● PROMPT
Return the whole listing, keeping every character the same.

[Stored records]
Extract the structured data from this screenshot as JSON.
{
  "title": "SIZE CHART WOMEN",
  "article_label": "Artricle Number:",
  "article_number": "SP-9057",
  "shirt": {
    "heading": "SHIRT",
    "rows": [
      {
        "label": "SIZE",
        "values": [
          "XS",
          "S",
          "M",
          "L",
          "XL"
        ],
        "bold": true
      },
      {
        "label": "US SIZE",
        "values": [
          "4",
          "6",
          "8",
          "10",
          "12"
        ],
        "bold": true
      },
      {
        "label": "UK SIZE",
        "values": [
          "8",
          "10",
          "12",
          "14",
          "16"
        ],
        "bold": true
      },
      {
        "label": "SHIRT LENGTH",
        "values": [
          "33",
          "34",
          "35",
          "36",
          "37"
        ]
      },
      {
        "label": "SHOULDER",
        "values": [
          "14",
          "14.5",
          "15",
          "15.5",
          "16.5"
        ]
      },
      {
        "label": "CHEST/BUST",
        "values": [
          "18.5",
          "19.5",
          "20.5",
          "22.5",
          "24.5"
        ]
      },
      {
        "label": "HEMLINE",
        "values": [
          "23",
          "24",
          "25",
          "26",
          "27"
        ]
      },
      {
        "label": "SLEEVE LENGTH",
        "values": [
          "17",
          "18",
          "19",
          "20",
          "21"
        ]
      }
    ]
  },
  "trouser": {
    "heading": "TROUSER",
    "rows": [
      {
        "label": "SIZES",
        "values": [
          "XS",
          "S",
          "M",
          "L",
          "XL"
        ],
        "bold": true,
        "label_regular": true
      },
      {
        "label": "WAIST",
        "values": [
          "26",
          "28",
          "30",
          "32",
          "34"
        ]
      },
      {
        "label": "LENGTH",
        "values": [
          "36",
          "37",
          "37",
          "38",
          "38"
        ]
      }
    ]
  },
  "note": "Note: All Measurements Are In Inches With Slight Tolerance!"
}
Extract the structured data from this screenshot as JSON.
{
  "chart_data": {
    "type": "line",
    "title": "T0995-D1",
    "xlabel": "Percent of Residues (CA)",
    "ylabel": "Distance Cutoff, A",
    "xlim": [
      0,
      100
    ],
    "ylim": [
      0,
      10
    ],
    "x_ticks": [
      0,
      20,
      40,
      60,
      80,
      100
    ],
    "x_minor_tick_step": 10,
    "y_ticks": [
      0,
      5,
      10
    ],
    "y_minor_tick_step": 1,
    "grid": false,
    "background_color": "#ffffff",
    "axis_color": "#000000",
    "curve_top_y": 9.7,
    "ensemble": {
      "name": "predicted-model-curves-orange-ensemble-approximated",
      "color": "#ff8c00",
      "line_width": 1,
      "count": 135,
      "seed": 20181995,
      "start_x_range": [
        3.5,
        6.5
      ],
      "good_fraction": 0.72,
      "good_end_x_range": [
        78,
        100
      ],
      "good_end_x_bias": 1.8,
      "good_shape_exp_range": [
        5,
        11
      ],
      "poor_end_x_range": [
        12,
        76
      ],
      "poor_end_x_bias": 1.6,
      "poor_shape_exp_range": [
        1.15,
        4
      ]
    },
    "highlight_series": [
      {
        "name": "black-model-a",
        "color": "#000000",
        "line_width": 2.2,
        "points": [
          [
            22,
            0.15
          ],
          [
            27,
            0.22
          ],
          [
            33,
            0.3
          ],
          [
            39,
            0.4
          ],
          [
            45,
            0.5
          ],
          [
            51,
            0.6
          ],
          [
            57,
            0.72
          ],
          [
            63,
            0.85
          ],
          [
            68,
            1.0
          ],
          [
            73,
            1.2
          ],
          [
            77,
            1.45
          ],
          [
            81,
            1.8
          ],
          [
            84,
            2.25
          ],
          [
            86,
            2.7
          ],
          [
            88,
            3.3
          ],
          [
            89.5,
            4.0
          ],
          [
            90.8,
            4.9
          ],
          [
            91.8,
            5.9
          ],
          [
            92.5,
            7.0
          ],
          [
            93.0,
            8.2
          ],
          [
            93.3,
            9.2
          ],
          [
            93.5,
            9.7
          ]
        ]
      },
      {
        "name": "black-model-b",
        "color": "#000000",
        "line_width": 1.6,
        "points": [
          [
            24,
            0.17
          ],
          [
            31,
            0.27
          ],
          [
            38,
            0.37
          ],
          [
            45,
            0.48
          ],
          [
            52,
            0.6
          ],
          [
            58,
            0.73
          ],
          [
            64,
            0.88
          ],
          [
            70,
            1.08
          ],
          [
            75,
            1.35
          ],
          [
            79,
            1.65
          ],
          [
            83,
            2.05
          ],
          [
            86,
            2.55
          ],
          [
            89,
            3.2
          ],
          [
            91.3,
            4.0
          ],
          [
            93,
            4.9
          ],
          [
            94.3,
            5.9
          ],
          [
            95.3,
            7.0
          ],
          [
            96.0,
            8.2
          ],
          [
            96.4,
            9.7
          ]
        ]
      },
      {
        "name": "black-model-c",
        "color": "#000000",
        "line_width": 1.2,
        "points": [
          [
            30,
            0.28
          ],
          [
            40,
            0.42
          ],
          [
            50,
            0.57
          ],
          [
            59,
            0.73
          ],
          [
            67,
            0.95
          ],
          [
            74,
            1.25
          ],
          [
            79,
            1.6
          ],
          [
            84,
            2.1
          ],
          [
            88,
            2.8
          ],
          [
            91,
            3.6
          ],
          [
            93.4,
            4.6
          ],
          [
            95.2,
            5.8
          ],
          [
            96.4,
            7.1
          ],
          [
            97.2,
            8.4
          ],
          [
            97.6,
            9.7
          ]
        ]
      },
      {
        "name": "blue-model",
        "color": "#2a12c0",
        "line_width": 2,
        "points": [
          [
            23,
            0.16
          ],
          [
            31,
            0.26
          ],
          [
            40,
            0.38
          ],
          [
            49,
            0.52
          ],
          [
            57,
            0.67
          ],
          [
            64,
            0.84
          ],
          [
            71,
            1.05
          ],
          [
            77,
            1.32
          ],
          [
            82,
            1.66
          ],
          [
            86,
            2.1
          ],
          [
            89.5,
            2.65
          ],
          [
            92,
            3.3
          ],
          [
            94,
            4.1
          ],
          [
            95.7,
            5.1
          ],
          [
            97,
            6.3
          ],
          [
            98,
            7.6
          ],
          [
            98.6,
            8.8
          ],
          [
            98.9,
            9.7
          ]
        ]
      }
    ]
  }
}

● RESPONSE TO THIS TASK
Extract the structured data from this screenshot as JSON.
{
  "title": "SIZE CHART WOMEN",
  "article_label": "Artricle Number:",
  "article_number": "SP-9057",
  "shirt": {
    "heading": "SHIRT",
    "rows": [
      {
        "label": "SIZE",
        "values": [
          "XS",
          "S",
          "M",
          "L",
          "XL"
        ],
        "bold": true
      },
      {
        "label": "US SIZE",
        "values": [
          "4",
          "6",
          "8",
          "10",
          "12"
        ],
        "bold": true
      },
      {
        "label": "UK SIZE",
        "values": [
          "8",
          "10",
          "12",
          "14",
          "16"
        ],
        "bold": true
      },
      {
        "label": "SHIRT LENGTH",
        "values": [
          "33",
          "34",
          "35",
          "36",
          "37"
        ]
      },
      {
        "label": "SHOULDER",
        "values": [
          "14",
          "14.5",
          "15",
          "15.5",
          "16.5"
        ]
      },
      {
        "label": "CHEST/BUST",
        "values": [
          "18.5",
          "19.5",
          "20.5",
          "22.5",
          "24.5"
        ]
      },
      {
        "label": "HEMLINE",
        "values": [
          "23",
          "24",
          "25",
          "26",
          "27"
        ]
      },
      {
        "label": "SLEEVE LENGTH",
        "values": [
          "17",
          "18",
          "19",
          "20",
          "21"
        ]
      }
    ]
  },
  "trouser": {
    "heading": "TROUSER",
    "rows": [
      {
        "label": "SIZES",
        "values": [
          "XS",
          "S",
          "M",
          "L",
          "XL"
        ],
        "bold": true,
        "label_regular": true
      },
      {
        "label": "WAIST",
        "values": [
          "26",
          "28",
          "30",
          "32",
          "34"
        ]
      },
      {
        "label": "LENGTH",
        "values": [
          "36",
          "37",
          "37",
          "38",
          "38"
        ]
      }
    ]
  },
  "note": "Note: All Measurements Are In Inches With Slight Tolerance!"
}
Extract the structured data from this screenshot as JSON.
{
  "chart_data": {
    "type": "line",
    "title": "T0995-D1",
    "xlabel": "Percent of Residues (CA)",
    "ylabel": "Distance Cutoff, A",
    "xlim": [
      0,
      100
    ],
    "ylim": [
      0,
      10
    ],
    "x_ticks": [
      0,
      20,
      40,
      60,
      80,
      100
    ],
    "x_minor_tick_step": 10,
    "y_ticks": [
      0,
      5,
      10
    ],
    "y_minor_tick_step": 1,
    "grid": false,
    "background_color": "#ffffff",
    "axis_color": "#000000",
    "curve_top_y": 9.7,
    "ensemble": {
      "name": "predicted-model-curves-orange-ensemble-approximated",
      "color": "#ff8c00",
      "line_width": 1,
      "count": 135,
      "seed": 20181995,
      "start_x_range": [
        3.5,
        6.5
      ],
      "good_fraction": 0.72,
      "good_end_x_range": [
        78,
        100
      ],
      "good_end_x_bias": 1.8,
      "good_shape_exp_range": [
        5,
        11
      ],
      "poor_end_x_range": [
        12,
        76
      ],
      "poor_end_x_bias": 1.6,
      "poor_shape_exp_range": [
        1.15,
        4
      ]
    },
    "highlight_series": [
      {
        "name": "black-model-a",
        "color": "#000000",
        "line_width": 2.2,
        "points": [
          [
            22,
            0.15
          ],
          [
            27,
            0.22
          ],
          [
            33,
            0.3
          ],
          [
            39,
            0.4
          ],
          [
            45,
            0.5
          ],
          [
            51,
            0.6
          ],
          [
            57,
            0.72
          ],
          [
            63,
            0.85
          ],
          [
            68,
            1.0
          ],
          [
            73,
            1.2
          ],
          [
            77,
            1.45
          ],
          [
            81,
            1.8
          ],
          [
            84,
            2.25
          ],
          [
            86,
            2.7
          ],
          [
            88,
            3.3
          ],
          [
            89.5,
            4.0
          ],
          [
            90.8,
            4.9
          ],
          [
            91.8,
            5.9
          ],
          [
            92.5,
            7.0
          ],
          [
            93.0,
            8.2
          ],
          [
            93.3,
            9.2
          ],
          [
            93.5,
            9.7
          ]
        ]
      },
      {
        "name": "black-model-b",
        "color": "#000000",
        "line_width": 1.6,
        "points": [
          [
            24,
            0.17
          ],
          [
            31,
            0.27
          ],
          [
            38,
            0.37
          ],
          [
            45,
            0.48
          ],
          [
            52,
            0.6
          ],
          [
            58,
            0.73
          ],
          [
            64,
            0.88
          ],
          [
            70,
            1.08
          ],
          [
            75,
            1.35
          ],
          [
            79,
            1.65
          ],
          [
            83,
            2.05
          ],
          [
            86,
            2.55
          ],
          [
            89,
            3.2
          ],
          [
            91.3,
            4.0
          ],
          [
            93,
            4.9
          ],
          [
            94.3,
            5.9
          ],
          [
            95.3,
            7.0
          ],
          [
            96.0,
            8.2
          ],
          [
            96.4,
            9.7
          ]
        ]
      },
      {
        "name": "black-model-c",
        "color": "#000000",
        "line_width": 1.2,
        "points": [
          [
            30,
            0.28
          ],
          [
            40,
            0.42
          ],
          [
            50,
            0.57
          ],
          [
            59,
            0.73
          ],
          [
            67,
            0.95
          ],
          [
            74,
            1.25
          ],
          [
            79,
            1.6
          ],
          [
            84,
            2.1
          ],
          [
            88,
            2.8
          ],
          [
            91,
            3.6
          ],
          [
            93.4,
            4.6
          ],
          [
            95.2,
            5.8
          ],
          [
            96.4,
            7.1
          ],
          [
            97.2,
            8.4
          ],
          [
            97.6,
            9.7
          ]
        ]
      },
      {
        "name": "blue-model",
        "color": "#2a12c0",
        "line_width": 2,
        "points": [
          [
            23,
            0.16
          ],
          [
            31,
            0.26
          ],
          [
            40,
            0.38
          ],
          [
            49,
            0.52
          ],
          [
            57,
            0.67
          ],
          [
            64,
            0.84
          ],
          [
            71,
            1.05
          ],
          [
            77,
            1.32
          ],
          [
            82,
            1.66
          ],
          [
            86,
            2.1
          ],
          [
            89.5,
            2.65
          ],
          [
            92,
            3.3
          ],
          [
            94,
            4.1
          ],
          [
            95.7,
            5.1
          ],
          [
            97,
            6.3
          ],
          [
            98,
            7.6
          ],
          [
            98.6,
            8.8
          ],
          [
            98.9,
            9.7
          ]
        ]
      }
    ]
  }
}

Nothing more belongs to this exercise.